====== Extracted records ======
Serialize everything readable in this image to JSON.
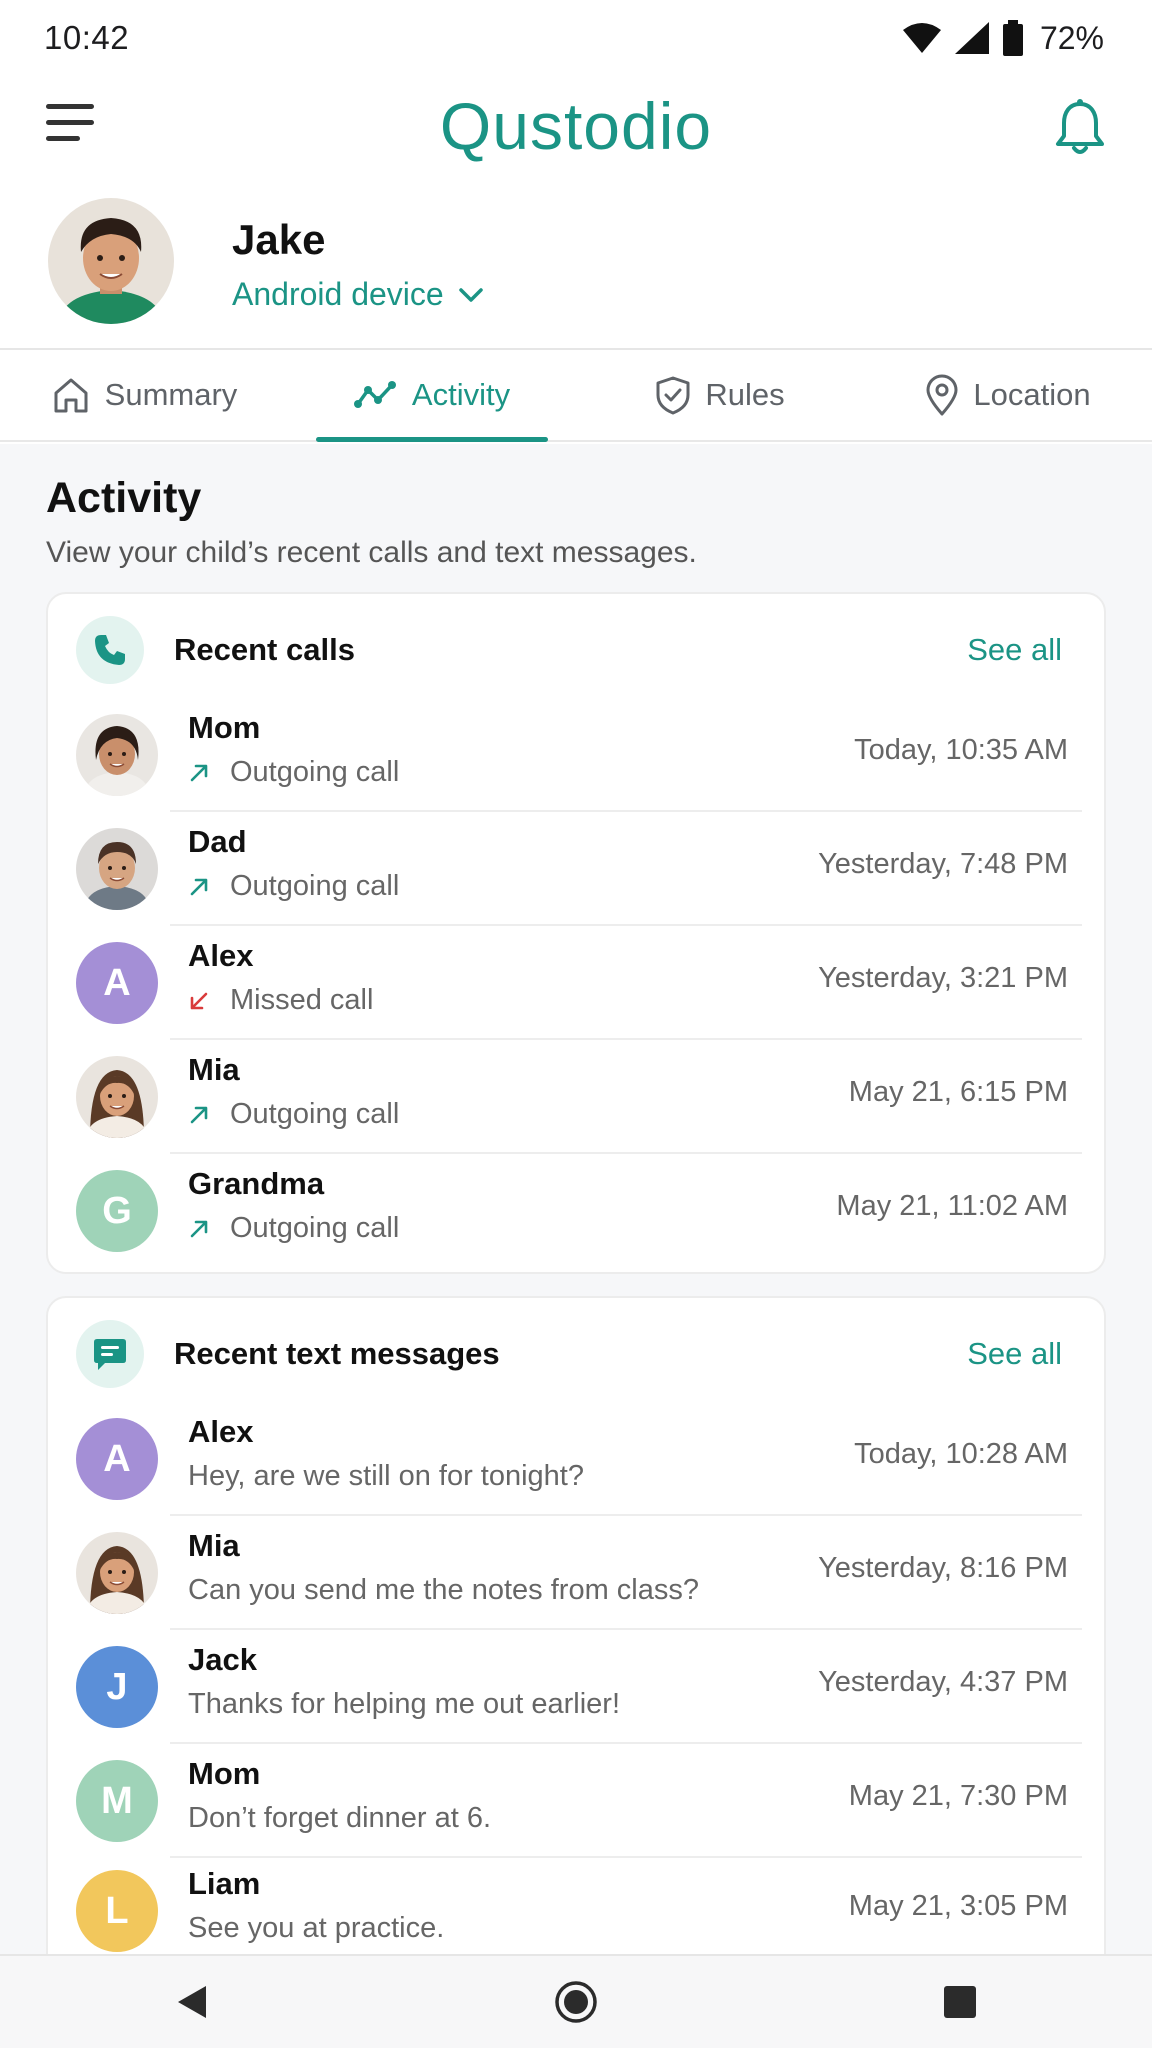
{
  "status_bar": {
    "time": "10:42",
    "battery": "72%"
  },
  "header": {
    "logo": "Qustodio"
  },
  "profile": {
    "name": "Jake",
    "device": "Android device"
  },
  "tabs": [
    {
      "label": "Summary",
      "icon": "home-icon"
    },
    {
      "label": "Activity",
      "icon": "activity-icon",
      "active": true
    },
    {
      "label": "Rules",
      "icon": "shield-icon"
    },
    {
      "label": "Location",
      "icon": "location-pin-icon"
    }
  ],
  "activity": {
    "title": "Activity",
    "subtitle": "View your child’s recent calls and text messages."
  },
  "calls": {
    "title": "Recent calls",
    "see_all": "See all",
    "items": [
      {
        "name": "Mom",
        "type": "Outgoing call",
        "direction": "outgoing",
        "time": "Today, 10:35 AM",
        "avatar": "photo"
      },
      {
        "name": "Dad",
        "type": "Outgoing call",
        "direction": "outgoing",
        "time": "Yesterday, 7:48 PM",
        "avatar": "photo"
      },
      {
        "name": "Alex",
        "type": "Missed call",
        "direction": "missed",
        "time": "Yesterday, 3:21 PM",
        "initial": "A",
        "color": "#a48fd6"
      },
      {
        "name": "Mia",
        "type": "Outgoing call",
        "direction": "outgoing",
        "time": "May 21, 6:15 PM",
        "avatar": "photo"
      },
      {
        "name": "Grandma",
        "type": "Outgoing call",
        "direction": "outgoing",
        "time": "May 21, 11:02 AM",
        "initial": "G",
        "color": "#9fd3b8"
      }
    ]
  },
  "texts": {
    "title": "Recent text messages",
    "see_all": "See all",
    "items": [
      {
        "name": "Alex",
        "message": "Hey, are we still on for tonight?",
        "time": "Today, 10:28 AM",
        "initial": "A",
        "color": "#a48fd6"
      },
      {
        "name": "Mia",
        "message": "Can you send me the notes from class?",
        "time": "Yesterday, 8:16 PM",
        "avatar": "photo"
      },
      {
        "name": "Jack",
        "message": "Thanks for helping me out earlier!",
        "time": "Yesterday, 4:37 PM",
        "initial": "J",
        "color": "#5b8fd8"
      },
      {
        "name": "Mom",
        "message": "Don’t forget dinner at 6.",
        "time": "May 21, 7:30 PM",
        "initial": "M",
        "color": "#9fd3b8"
      },
      {
        "name": "Liam",
        "message": "See you at practice.",
        "time": "May 21, 3:05 PM",
        "initial": "L",
        "color": "#f2c75c"
      }
    ]
  },
  "colors": {
    "brand": "#1b9485",
    "outgoing": "#1b9485",
    "missed": "#d93a3a"
  }
}
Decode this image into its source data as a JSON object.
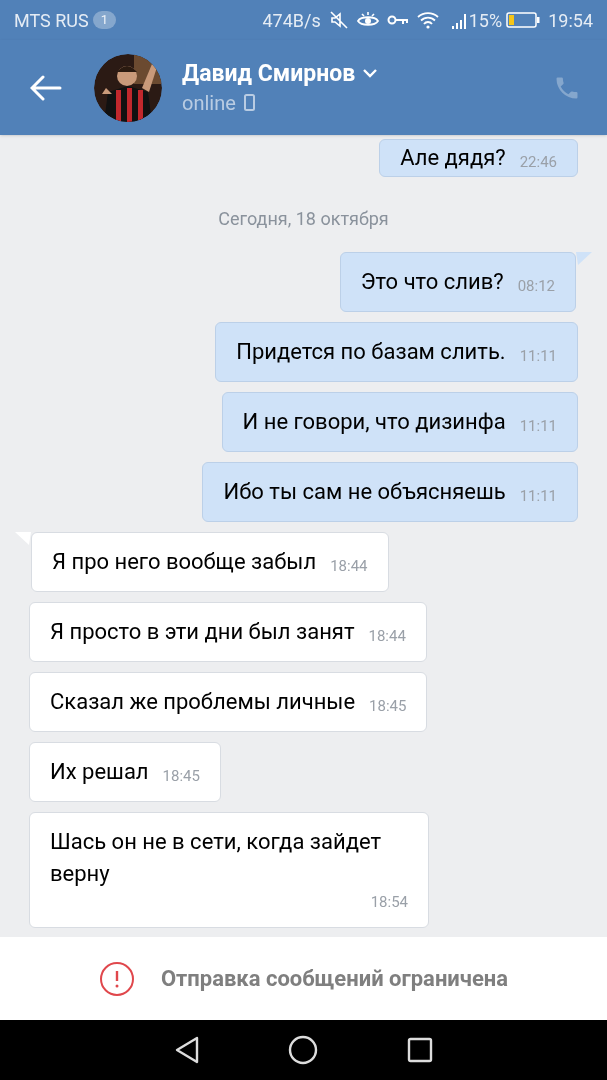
{
  "status_bar": {
    "carrier": "MTS RUS",
    "notification_count": "1",
    "net_speed": "474B/s",
    "battery_percent": "15%",
    "time": "19:54"
  },
  "header": {
    "name": "Давид Смирнов",
    "status": "online"
  },
  "messages": [
    {
      "kind": "outgoing",
      "text": "Але дядя?",
      "time": "22:46",
      "tail": false
    },
    {
      "kind": "date",
      "text": "Сегодня, 18 октября"
    },
    {
      "kind": "outgoing",
      "text": "Это что слив?",
      "time": "08:12",
      "tail": true
    },
    {
      "kind": "outgoing",
      "text": "Придется по базам слить.",
      "time": "11:11",
      "tail": false
    },
    {
      "kind": "outgoing",
      "text": "И не говори, что дизинфа",
      "time": "11:11",
      "tail": false
    },
    {
      "kind": "outgoing",
      "text": "Ибо ты сам не объясняешь",
      "time": "11:11",
      "tail": false
    },
    {
      "kind": "incoming",
      "text": "Я про него вообще забыл",
      "time": "18:44",
      "tail": true
    },
    {
      "kind": "incoming",
      "text": "Я просто в эти дни был занят",
      "time": "18:44",
      "tail": false
    },
    {
      "kind": "incoming",
      "text": "Сказал же проблемы личные",
      "time": "18:45",
      "tail": false
    },
    {
      "kind": "incoming",
      "text": "Их решал",
      "time": "18:45",
      "tail": false
    },
    {
      "kind": "incoming",
      "text": "Шась он не в сети, когда зайдет верну",
      "time": "18:54",
      "tail": false
    }
  ],
  "notice": "Отправка сообщений ограничена"
}
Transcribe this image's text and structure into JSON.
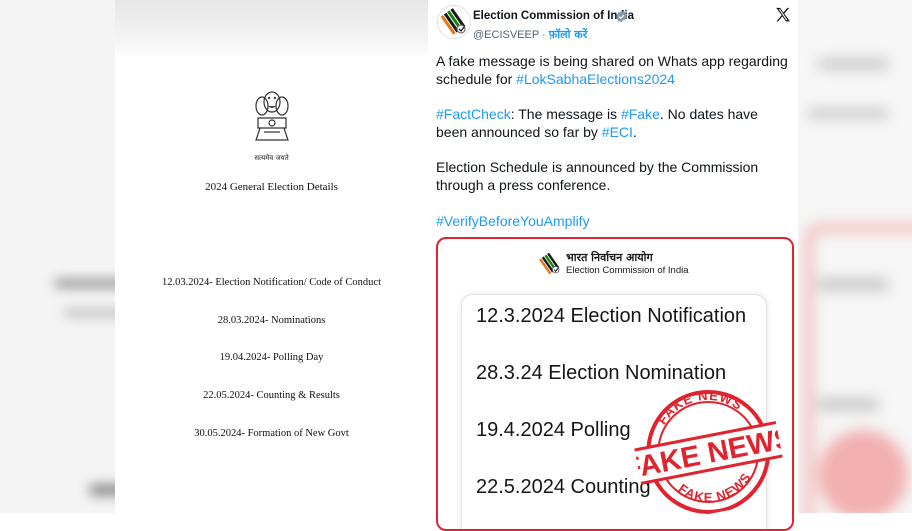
{
  "left_document": {
    "motto": "सत्यमेव जयते",
    "title": "2024 General Election Details",
    "schedule": [
      "12.03.2024- Election Notification/ Code of Conduct",
      "28.03.2024- Nominations",
      "19.04.2024- Polling Day",
      "22.05.2024- Counting & Results",
      "30.05.2024- Formation of New Govt"
    ]
  },
  "tweet": {
    "author_name": "Election Commission of India",
    "handle": "@ECISVEEP",
    "separator": " · ",
    "follow_label": "फ़ॉलो करें",
    "paragraph1": {
      "text": "A fake message is being shared on Whats app regarding schedule for ",
      "hashtag": "#LokSabhaElections2024"
    },
    "paragraph2": {
      "hashtag1": "#FactCheck",
      "text1": ": The message is ",
      "hashtag2": "#Fake",
      "text2": ". No dates have been announced so far by ",
      "hashtag3": "#ECI",
      "text3": "."
    },
    "paragraph3": "Election Schedule is announced by the Commission through a press conference.",
    "paragraph4": "#VerifyBeforeYouAmplify",
    "link_color": "#1d9bf0"
  },
  "embedded_image": {
    "header_hindi": "भारत निर्वाचन आयोग",
    "header_english": "Election Commission of India",
    "schedule": [
      "12.3.2024 Election Notification",
      "28.3.24 Election Nomination",
      "19.4.2024 Polling",
      "22.5.2024 Counting"
    ],
    "border_color": "#e0232e"
  },
  "stamp": {
    "text_top": "FAKE NEWS",
    "text_main": "FAKE NEWS",
    "text_bottom": "FAKE NEWS",
    "color": "#e0232e"
  },
  "icons": [
    "eci-logo-icon",
    "verified-badge-icon",
    "x-logo-icon",
    "national-emblem-icon"
  ]
}
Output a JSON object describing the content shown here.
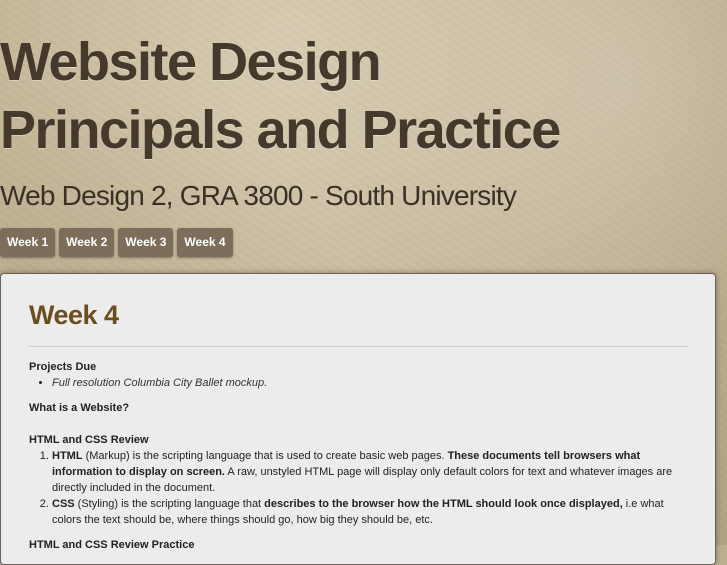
{
  "header": {
    "title_line1": "Website Design",
    "title_line2": "Principals and Practice",
    "subtitle": "Web Design 2, GRA 3800 - South University"
  },
  "nav": {
    "items": [
      {
        "label": "Week 1"
      },
      {
        "label": "Week 2"
      },
      {
        "label": "Week 3"
      },
      {
        "label": "Week 4"
      }
    ]
  },
  "main": {
    "heading": "Week 4",
    "projects_due_label": "Projects Due",
    "projects_due_item": "Full resolution Columbia City Ballet mockup.",
    "what_is_label": "What is a Website?",
    "review_label": "HTML and CSS Review",
    "review_items": [
      {
        "term": "HTML",
        "t1": " (Markup) is the scripting language that is used to create basic web pages. ",
        "bold": "These documents tell browsers what information to display on screen.",
        "t2": " A raw, unstyled HTML page will display only default colors for text and whatever images are directly included in the document."
      },
      {
        "term": "CSS",
        "t1": " (Styling) is the scripting language that ",
        "bold": "describes to the browser how the HTML should look once displayed,",
        "t2": " i.e what colors the text should be, where things should go, how big they should be, etc."
      }
    ],
    "next_label": "HTML and CSS Review Practice"
  }
}
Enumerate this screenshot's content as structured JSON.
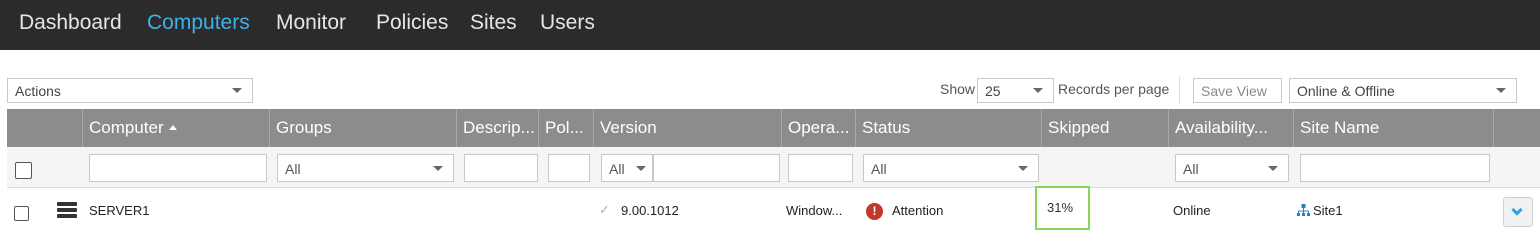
{
  "nav": {
    "items": [
      {
        "label": "Dashboard",
        "active": false
      },
      {
        "label": "Computers",
        "active": true
      },
      {
        "label": "Monitor",
        "active": false
      },
      {
        "label": "Policies",
        "active": false
      },
      {
        "label": "Sites",
        "active": false
      },
      {
        "label": "Users",
        "active": false
      }
    ]
  },
  "toolbar": {
    "actions_label": "Actions",
    "show_label": "Show",
    "records_value": "25",
    "records_suffix": "Records per page",
    "save_view_label": "Save View",
    "status_filter_value": "Online & Offline"
  },
  "grid": {
    "columns": [
      "Computer",
      "Groups",
      "Descrip...",
      "Pol...",
      "Version",
      "Opera...",
      "Status",
      "Skipped",
      "Availability...",
      "Site Name"
    ],
    "sorted_column": "Computer",
    "sort_direction": "ascending",
    "filters": {
      "groups": "All",
      "version": "All",
      "status": "All",
      "availability": "All"
    },
    "rows": [
      {
        "computer": "SERVER1",
        "version": "9.00.1012",
        "operating_system": "Window...",
        "status": "Attention",
        "skipped": "31%",
        "availability": "Online",
        "site_name": "Site1"
      }
    ]
  },
  "colors": {
    "nav_background": "#2b2b2b",
    "nav_active": "#3fb1e8",
    "header_background": "#8c8c8c",
    "highlight_border": "#8bd35b",
    "attention": "#c0392b",
    "expand_chevron": "#2aa6de"
  }
}
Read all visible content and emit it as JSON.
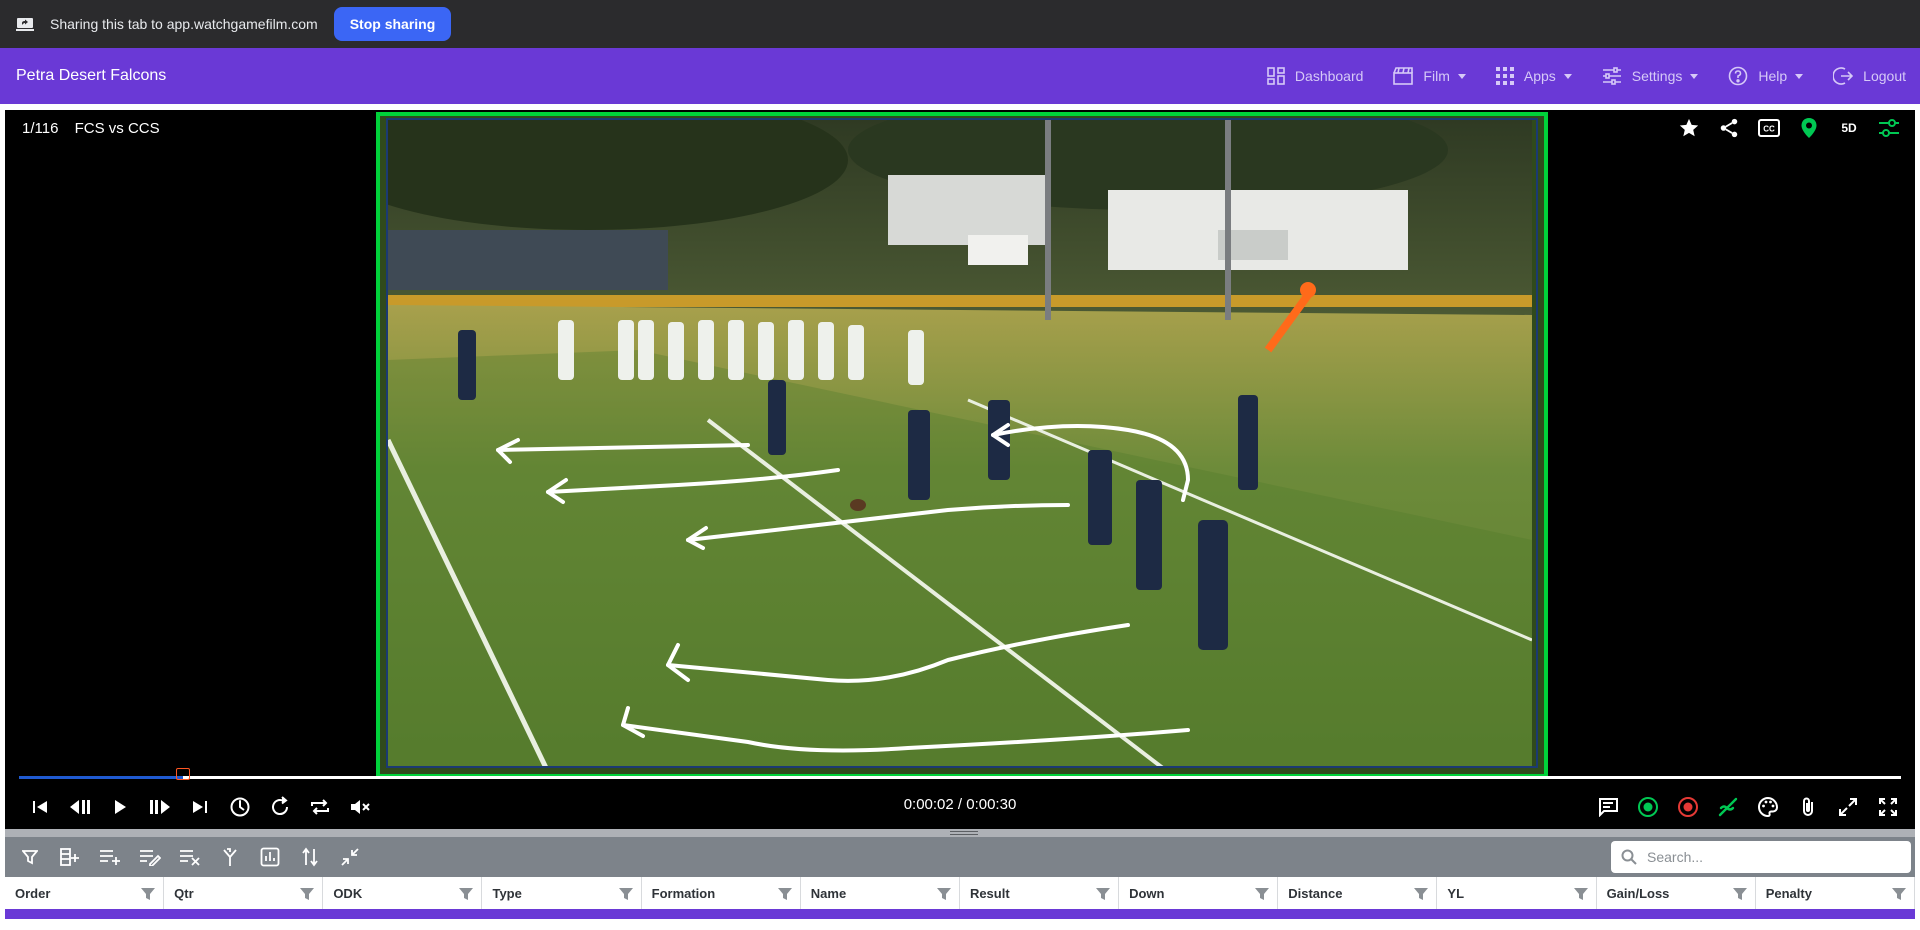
======
### [Stated problem]
Scan the records for the string "announced". Copy each line in which it appears.

### [Written reply]
      "text2": ". No dates have been announced so far by ",
    "paragraph3": "Election Schedule is announced by the Commission through a press conference.",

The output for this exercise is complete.